• _RECORDS FOR THIS EXERCISE_:
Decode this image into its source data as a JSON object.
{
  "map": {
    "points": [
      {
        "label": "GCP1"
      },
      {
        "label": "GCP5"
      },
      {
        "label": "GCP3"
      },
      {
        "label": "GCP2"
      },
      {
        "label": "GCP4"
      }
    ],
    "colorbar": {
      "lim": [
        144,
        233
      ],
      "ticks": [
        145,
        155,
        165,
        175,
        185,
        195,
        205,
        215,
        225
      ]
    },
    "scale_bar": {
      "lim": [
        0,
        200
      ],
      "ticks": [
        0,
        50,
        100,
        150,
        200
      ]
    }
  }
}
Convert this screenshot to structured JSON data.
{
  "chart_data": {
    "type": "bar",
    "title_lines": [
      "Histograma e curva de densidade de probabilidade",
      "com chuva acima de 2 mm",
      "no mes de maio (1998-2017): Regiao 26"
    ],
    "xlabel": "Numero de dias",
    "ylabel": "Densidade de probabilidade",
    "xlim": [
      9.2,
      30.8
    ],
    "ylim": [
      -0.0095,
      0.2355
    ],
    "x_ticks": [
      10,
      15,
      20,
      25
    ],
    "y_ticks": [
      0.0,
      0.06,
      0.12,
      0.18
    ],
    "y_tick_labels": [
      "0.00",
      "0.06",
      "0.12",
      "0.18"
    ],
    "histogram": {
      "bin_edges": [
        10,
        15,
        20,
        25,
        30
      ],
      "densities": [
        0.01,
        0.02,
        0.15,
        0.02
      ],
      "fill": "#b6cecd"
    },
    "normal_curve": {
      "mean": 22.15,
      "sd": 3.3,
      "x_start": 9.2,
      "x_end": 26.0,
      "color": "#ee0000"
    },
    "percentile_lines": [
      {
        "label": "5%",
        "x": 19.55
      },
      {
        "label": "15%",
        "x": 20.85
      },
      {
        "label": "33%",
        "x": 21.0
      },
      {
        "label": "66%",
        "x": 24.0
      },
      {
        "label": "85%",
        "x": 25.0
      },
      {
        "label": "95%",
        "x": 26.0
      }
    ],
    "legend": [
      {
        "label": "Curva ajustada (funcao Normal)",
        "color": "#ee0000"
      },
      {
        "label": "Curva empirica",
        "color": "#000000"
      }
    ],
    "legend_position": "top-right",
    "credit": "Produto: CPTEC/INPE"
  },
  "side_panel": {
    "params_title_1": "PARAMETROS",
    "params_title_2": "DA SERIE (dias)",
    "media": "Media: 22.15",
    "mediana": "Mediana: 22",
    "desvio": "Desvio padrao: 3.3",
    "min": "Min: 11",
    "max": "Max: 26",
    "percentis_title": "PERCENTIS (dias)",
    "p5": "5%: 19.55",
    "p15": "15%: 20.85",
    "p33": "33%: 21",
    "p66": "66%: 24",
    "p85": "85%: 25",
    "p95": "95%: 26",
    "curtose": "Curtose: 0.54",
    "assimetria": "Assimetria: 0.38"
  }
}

• _GIVEN EXERCISE_:
Find the lines containing "probabilidade" and list every one of them.

• _TASK RESPONSE_:
      "Histograma e curva de densidade de probabilidade",
    "ylabel": "Densidade de probabilidade",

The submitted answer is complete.